> _Required task_:
Pull out every line in the data that has the string "page" in it.

> _Provided material_:
------------------------------------

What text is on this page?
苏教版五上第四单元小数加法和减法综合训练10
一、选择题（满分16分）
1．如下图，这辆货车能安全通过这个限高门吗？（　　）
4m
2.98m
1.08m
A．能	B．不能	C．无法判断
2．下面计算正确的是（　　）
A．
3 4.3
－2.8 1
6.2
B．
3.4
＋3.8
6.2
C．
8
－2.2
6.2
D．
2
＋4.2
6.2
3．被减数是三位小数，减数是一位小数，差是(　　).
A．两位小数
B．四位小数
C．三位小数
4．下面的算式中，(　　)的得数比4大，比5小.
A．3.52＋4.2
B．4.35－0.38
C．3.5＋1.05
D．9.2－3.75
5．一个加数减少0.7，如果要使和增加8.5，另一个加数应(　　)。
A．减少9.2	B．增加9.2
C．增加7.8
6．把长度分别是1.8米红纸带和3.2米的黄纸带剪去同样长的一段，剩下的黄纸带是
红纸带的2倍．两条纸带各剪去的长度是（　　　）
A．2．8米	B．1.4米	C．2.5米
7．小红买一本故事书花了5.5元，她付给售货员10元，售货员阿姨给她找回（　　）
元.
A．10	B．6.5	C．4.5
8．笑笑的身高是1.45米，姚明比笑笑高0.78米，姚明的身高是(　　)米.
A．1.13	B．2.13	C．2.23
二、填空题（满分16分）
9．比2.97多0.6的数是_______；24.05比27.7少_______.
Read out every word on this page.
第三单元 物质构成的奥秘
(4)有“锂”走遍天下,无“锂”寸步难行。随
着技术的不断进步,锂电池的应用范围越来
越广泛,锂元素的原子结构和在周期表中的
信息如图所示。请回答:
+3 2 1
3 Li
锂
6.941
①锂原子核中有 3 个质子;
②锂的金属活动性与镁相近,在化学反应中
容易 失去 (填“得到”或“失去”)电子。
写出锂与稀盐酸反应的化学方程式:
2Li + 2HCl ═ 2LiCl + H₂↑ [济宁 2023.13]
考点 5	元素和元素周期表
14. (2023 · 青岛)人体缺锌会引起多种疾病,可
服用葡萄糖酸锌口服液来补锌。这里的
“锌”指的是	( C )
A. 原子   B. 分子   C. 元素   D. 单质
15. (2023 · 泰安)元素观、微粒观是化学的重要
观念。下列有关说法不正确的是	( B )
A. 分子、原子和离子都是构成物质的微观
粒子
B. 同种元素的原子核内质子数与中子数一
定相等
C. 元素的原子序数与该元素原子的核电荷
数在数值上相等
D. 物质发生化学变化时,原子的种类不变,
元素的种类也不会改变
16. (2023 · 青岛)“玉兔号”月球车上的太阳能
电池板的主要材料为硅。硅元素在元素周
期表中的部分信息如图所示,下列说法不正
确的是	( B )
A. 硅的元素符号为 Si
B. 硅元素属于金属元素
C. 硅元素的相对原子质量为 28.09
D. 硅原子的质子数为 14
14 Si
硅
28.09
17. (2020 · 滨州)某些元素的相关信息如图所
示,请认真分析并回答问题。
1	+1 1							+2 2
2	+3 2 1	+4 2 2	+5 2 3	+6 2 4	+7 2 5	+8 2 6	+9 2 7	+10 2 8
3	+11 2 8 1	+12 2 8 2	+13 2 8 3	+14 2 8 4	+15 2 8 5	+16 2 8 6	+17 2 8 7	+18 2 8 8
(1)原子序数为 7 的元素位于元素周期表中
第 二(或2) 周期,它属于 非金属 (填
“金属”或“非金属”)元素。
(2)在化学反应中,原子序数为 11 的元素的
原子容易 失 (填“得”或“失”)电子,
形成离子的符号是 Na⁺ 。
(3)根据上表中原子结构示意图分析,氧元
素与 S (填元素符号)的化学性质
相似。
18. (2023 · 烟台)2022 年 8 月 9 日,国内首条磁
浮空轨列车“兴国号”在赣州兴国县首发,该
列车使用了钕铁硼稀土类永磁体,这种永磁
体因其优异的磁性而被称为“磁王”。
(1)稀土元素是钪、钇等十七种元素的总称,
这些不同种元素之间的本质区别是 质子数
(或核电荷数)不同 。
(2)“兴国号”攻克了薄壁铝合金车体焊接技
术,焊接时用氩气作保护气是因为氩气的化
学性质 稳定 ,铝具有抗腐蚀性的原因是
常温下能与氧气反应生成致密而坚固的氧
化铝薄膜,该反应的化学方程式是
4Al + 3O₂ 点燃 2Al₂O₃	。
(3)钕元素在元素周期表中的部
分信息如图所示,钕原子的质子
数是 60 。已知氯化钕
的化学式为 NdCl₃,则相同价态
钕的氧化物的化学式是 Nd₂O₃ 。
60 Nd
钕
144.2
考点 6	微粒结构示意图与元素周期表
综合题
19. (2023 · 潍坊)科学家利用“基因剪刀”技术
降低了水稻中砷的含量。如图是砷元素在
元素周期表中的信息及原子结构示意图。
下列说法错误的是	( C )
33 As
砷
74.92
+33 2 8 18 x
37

------------------------------------

> _Finished answer_:
What text is on this page?
Read out every word on this page.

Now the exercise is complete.